- [Given entries]:
==================================================

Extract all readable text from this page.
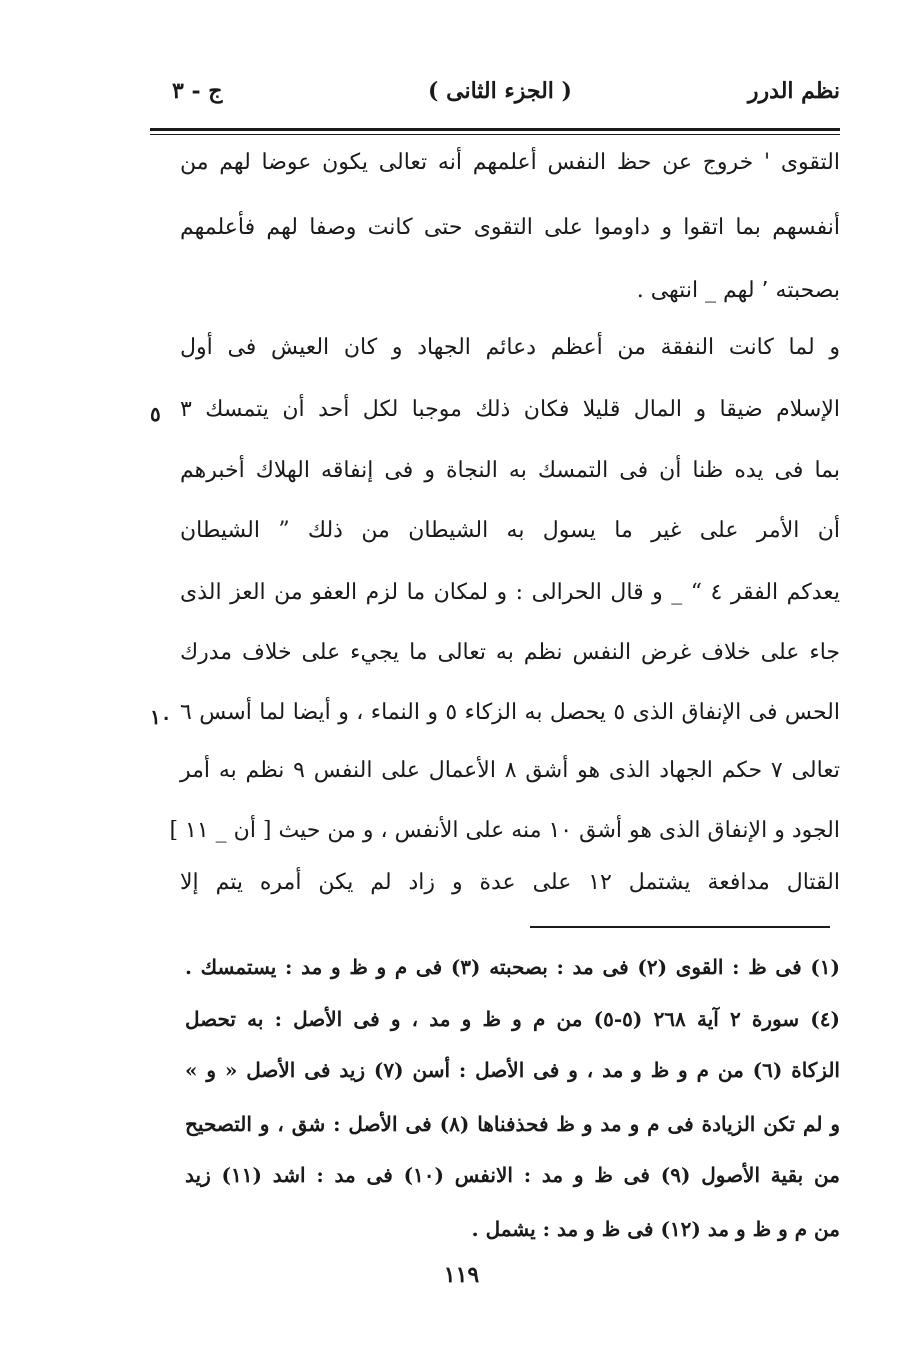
نظم الدرر
( الجزء الثانى )
ج - ٣
التقوى ' خروج عن حظ النفس أعلمهم أنه تعالى يكون عوضا لهم من
أنفسهم بما اتقوا و داوموا على التقوى حتى كانت وصفا لهم فأعلمهم
بصحبته ٬ لهم _ انتهى .
و لما كانت النفقة من أعظم دعائم الجهاد و كان العيش فى أول
الإسلام ضيقا و المال قليلا فكان ذلك موجبا لكل أحد أن يتمسك ٣
بما فى يده ظنا أن فى التمسك به النجاة و فى إنفاقه الهلاك أخبرهم
أن الأمر على غير ما يسول به الشيطان من ذلك ” الشيطان
يعدكم الفقر ٤ “ _ و قال الحرالى : و لمكان ما لزم العفو من العز الذى
جاء على خلاف غرض النفس نظم به تعالى ما يجيء على خلاف مدرك
الحس فى الإنفاق الذى ٥ يحصل به الزكاء ٥ و النماء ، و أيضا لما أسس ٦
تعالى ٧ حكم الجهاد الذى هو أشق ٨ الأعمال على النفس ٩ نظم به أمر
الجود و الإنفاق الذى هو أشق ١٠ منه على الأنفس ، و من حيث [ أن _ ١١ ]
القتال مدافعة يشتمل ١٢ على عدة و زاد لم يكن أمره يتم إلا
٥
١٠
(١) فى ظ : القوى (٢) فى مد : بصحبته (٣) فى م و ظ و مد : يستمسك .
(٤) سورة ٢ آية ٢٦٨ (٥-٥) من م و ظ و مد ، و فى الأصل : به تحصل
الزكاة (٦) من م و ظ و مد ، و فى الأصل : أسن (٧) زيد فى الأصل « و »
و لم تكن الزيادة فى م و مد و ظ فحذفناها (٨) فى الأصل : شق ، و التصحيح
من بقية الأصول (٩) فى ظ و مد : الانفس (١٠) فى مد : اشد (١١) زيد
من م و ظ و مد (١٢) فى ظ و مد : يشمل .
١١٩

==================================================

- [Given task]: Transcribe each line above verbatim, with the pictures left out.

- [Solution to this exercise]:
Extract all readable text from this page.
نظم الدرر
( الجزء الثانى )
ج - ٣
التقوى ' خروج عن حظ النفس أعلمهم أنه تعالى يكون عوضا لهم من
أنفسهم بما اتقوا و داوموا على التقوى حتى كانت وصفا لهم فأعلمهم
بصحبته ٬ لهم _ انتهى .
و لما كانت النفقة من أعظم دعائم الجهاد و كان العيش فى أول
الإسلام ضيقا و المال قليلا فكان ذلك موجبا لكل أحد أن يتمسك ٣
بما فى يده ظنا أن فى التمسك به النجاة و فى إنفاقه الهلاك أخبرهم
أن الأمر على غير ما يسول به الشيطان من ذلك ” الشيطان
يعدكم الفقر ٤ “ _ و قال الحرالى : و لمكان ما لزم العفو من العز الذى
جاء على خلاف غرض النفس نظم به تعالى ما يجيء على خلاف مدرك
الحس فى الإنفاق الذى ٥ يحصل به الزكاء ٥ و النماء ، و أيضا لما أسس ٦
تعالى ٧ حكم الجهاد الذى هو أشق ٨ الأعمال على النفس ٩ نظم به أمر
الجود و الإنفاق الذى هو أشق ١٠ منه على الأنفس ، و من حيث [ أن _ ١١ ]
القتال مدافعة يشتمل ١٢ على عدة و زاد لم يكن أمره يتم إلا
٥
١٠
(١) فى ظ : القوى (٢) فى مد : بصحبته (٣) فى م و ظ و مد : يستمسك .
(٤) سورة ٢ آية ٢٦٨ (٥-٥) من م و ظ و مد ، و فى الأصل : به تحصل
الزكاة (٦) من م و ظ و مد ، و فى الأصل : أسن (٧) زيد فى الأصل « و »
و لم تكن الزيادة فى م و مد و ظ فحذفناها (٨) فى الأصل : شق ، و التصحيح
من بقية الأصول (٩) فى ظ و مد : الانفس (١٠) فى مد : اشد (١١) زيد
من م و ظ و مد (١٢) فى ظ و مد : يشمل .
١١٩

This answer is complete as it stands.